(Stored items)
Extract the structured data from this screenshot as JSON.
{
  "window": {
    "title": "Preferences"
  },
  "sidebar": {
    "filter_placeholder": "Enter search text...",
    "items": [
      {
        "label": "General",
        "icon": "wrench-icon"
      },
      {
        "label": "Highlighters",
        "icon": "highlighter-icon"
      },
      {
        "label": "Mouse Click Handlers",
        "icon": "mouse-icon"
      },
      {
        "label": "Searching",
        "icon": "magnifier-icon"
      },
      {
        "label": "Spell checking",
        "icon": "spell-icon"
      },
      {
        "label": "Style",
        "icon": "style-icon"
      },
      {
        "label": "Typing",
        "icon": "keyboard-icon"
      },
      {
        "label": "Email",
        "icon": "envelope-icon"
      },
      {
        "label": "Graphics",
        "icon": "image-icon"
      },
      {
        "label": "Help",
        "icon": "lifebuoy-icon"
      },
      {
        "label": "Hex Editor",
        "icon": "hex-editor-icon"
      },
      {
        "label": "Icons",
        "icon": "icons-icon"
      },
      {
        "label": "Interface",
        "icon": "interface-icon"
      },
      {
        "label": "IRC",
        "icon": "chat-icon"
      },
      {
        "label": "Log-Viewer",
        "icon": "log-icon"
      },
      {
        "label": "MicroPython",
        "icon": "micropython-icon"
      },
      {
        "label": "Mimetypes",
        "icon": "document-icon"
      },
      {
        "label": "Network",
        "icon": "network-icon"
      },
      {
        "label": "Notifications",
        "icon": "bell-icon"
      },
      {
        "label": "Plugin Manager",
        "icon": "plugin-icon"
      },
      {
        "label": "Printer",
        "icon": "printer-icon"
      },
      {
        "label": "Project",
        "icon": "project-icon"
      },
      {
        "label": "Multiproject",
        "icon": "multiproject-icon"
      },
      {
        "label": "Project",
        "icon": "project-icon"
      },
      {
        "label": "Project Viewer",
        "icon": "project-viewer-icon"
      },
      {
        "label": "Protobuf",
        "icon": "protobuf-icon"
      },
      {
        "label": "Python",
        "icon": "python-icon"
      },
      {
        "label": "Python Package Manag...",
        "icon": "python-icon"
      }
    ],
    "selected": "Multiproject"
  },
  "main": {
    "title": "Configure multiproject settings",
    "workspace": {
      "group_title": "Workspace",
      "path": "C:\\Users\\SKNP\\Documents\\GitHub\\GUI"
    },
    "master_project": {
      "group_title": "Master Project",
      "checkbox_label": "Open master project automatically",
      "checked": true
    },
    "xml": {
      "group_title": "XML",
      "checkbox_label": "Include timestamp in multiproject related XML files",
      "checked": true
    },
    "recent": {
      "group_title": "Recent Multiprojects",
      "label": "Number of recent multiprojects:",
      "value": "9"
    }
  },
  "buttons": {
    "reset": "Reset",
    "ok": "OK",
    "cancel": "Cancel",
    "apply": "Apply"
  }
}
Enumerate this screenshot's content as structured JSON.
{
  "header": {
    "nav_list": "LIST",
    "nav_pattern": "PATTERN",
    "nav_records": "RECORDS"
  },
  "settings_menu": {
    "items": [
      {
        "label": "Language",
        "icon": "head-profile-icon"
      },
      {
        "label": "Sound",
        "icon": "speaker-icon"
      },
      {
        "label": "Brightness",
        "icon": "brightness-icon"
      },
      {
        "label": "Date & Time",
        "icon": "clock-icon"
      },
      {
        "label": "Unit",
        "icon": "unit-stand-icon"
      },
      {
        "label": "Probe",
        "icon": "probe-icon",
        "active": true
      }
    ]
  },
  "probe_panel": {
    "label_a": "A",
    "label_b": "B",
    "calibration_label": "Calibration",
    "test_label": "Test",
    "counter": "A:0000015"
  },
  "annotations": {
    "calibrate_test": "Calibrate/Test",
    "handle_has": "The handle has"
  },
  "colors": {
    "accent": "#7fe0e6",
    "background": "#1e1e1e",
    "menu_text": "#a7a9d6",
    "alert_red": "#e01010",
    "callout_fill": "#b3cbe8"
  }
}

==

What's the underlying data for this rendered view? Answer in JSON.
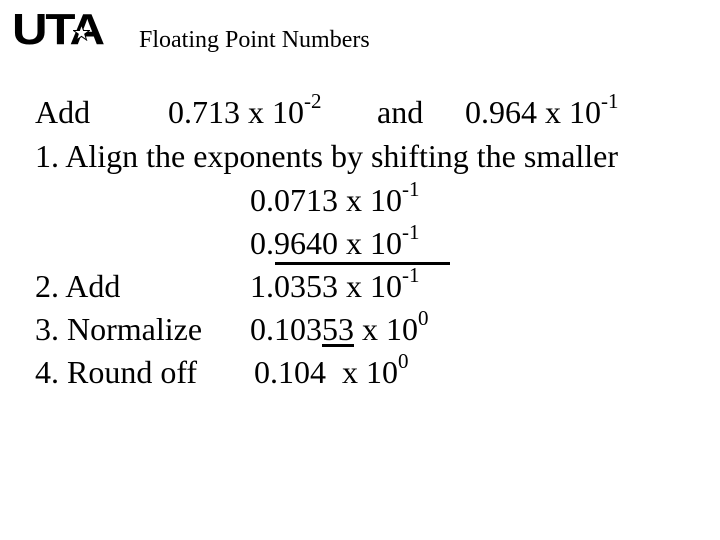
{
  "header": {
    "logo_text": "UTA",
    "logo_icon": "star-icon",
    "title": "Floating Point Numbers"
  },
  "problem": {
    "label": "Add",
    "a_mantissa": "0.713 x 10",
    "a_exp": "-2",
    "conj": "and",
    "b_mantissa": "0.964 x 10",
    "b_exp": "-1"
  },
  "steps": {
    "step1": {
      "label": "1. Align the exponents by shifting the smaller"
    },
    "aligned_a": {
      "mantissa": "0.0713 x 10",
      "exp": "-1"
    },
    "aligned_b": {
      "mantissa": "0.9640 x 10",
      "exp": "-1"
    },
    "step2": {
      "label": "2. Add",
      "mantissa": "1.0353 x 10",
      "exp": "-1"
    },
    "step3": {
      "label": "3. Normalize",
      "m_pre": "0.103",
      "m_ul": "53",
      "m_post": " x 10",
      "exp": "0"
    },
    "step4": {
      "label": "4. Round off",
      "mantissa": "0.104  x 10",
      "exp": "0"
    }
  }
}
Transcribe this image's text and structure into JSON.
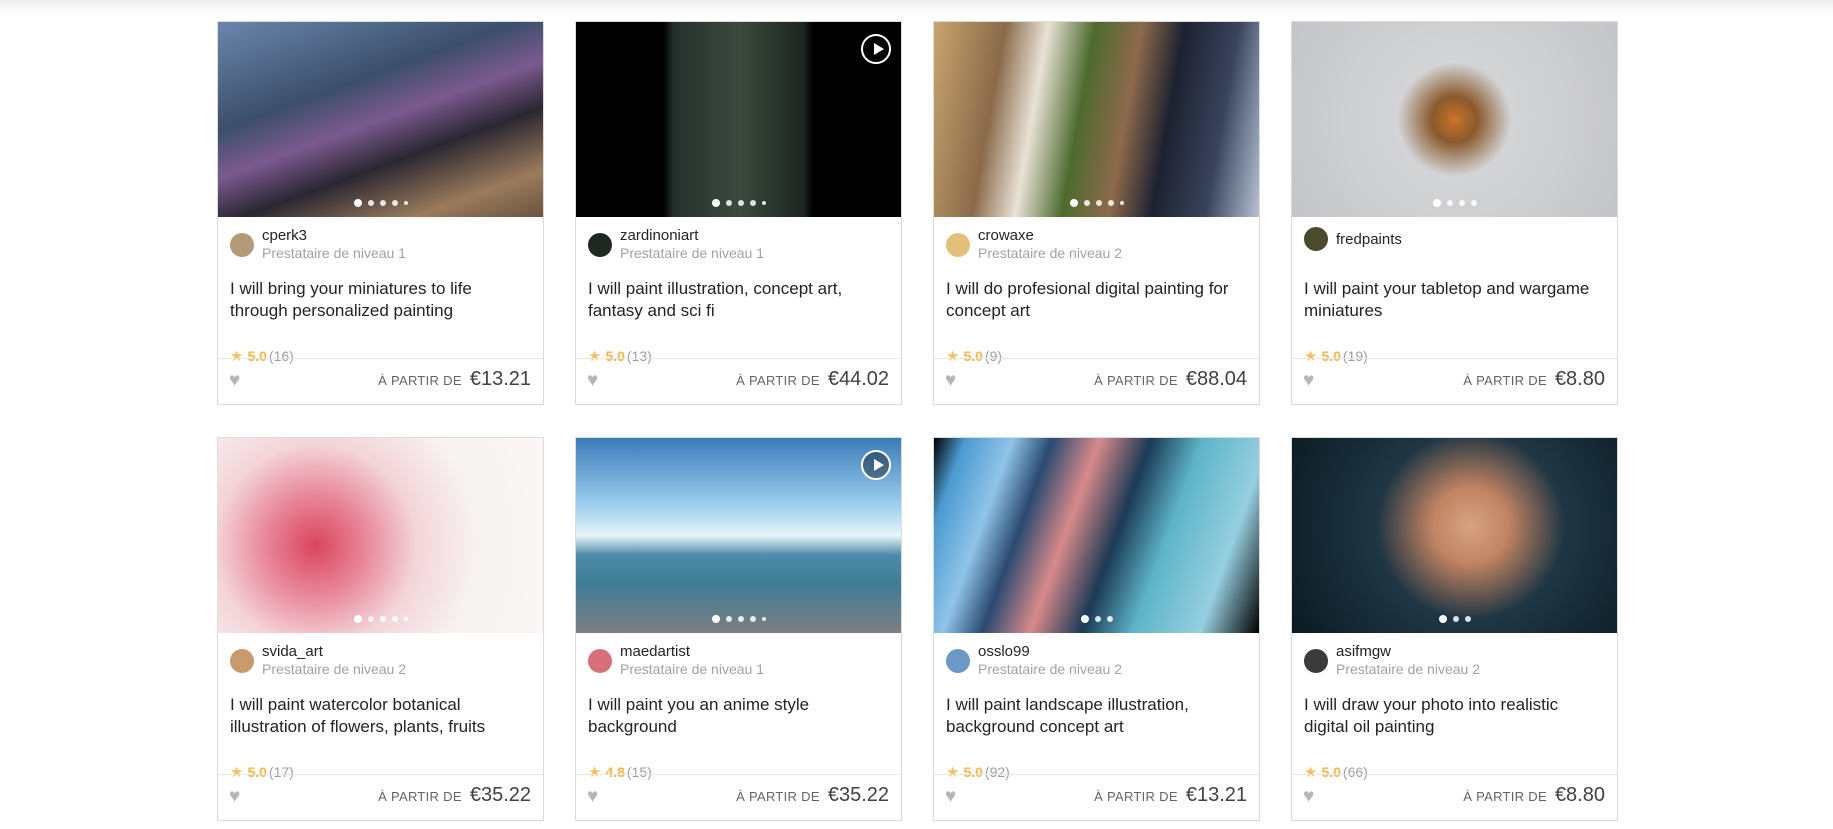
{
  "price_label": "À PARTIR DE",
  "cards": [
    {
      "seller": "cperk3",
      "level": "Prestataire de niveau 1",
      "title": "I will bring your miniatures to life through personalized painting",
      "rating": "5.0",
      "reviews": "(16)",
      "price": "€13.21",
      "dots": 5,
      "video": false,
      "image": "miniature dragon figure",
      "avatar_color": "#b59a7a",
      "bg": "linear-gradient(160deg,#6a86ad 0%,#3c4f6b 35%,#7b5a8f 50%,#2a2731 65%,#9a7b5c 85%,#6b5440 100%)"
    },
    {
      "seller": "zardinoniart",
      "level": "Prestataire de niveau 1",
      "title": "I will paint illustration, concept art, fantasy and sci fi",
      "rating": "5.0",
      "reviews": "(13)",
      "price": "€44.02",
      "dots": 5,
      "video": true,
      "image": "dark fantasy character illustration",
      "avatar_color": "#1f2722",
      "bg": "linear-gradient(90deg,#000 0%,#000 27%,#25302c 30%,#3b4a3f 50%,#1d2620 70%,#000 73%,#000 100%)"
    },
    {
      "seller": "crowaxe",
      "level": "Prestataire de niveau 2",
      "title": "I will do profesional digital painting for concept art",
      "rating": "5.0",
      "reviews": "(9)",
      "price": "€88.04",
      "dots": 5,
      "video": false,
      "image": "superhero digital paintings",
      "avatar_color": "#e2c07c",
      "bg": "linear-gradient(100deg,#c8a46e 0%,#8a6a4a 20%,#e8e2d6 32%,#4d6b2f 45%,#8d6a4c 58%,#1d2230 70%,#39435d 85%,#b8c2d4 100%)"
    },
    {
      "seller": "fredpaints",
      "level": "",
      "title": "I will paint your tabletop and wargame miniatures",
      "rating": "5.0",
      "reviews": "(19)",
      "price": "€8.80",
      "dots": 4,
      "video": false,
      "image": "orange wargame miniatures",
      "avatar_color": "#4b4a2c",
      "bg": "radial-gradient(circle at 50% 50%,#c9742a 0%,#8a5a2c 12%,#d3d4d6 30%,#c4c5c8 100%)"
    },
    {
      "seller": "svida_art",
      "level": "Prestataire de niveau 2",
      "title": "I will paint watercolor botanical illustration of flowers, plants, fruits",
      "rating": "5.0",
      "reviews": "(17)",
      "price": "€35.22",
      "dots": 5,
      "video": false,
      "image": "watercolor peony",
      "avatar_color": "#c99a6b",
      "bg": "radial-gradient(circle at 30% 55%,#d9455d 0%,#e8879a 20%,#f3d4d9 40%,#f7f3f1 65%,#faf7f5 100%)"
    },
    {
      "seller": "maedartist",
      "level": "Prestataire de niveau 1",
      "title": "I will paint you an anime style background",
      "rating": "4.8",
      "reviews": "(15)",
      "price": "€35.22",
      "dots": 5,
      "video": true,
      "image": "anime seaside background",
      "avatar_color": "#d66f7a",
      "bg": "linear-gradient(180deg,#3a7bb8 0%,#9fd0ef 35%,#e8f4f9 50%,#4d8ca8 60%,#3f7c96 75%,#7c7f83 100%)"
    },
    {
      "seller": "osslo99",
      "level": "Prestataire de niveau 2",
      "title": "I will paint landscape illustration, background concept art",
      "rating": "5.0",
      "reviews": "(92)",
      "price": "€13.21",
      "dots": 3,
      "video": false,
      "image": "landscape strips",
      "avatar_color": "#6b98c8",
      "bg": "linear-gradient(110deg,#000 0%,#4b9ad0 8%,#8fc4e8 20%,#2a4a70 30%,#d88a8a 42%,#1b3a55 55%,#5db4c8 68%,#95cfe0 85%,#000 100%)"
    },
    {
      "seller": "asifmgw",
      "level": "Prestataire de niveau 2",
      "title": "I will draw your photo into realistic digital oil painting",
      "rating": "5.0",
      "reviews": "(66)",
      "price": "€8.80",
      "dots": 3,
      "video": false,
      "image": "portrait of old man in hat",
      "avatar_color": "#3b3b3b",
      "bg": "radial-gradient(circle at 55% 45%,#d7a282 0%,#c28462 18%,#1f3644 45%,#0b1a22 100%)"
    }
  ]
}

• SHORT PROBLEM
Return each line with "into".

• FINISHED ANSWER
Transcribe this image's text and structure into JSON.
      "title": "I will draw your photo into realistic digital oil painting",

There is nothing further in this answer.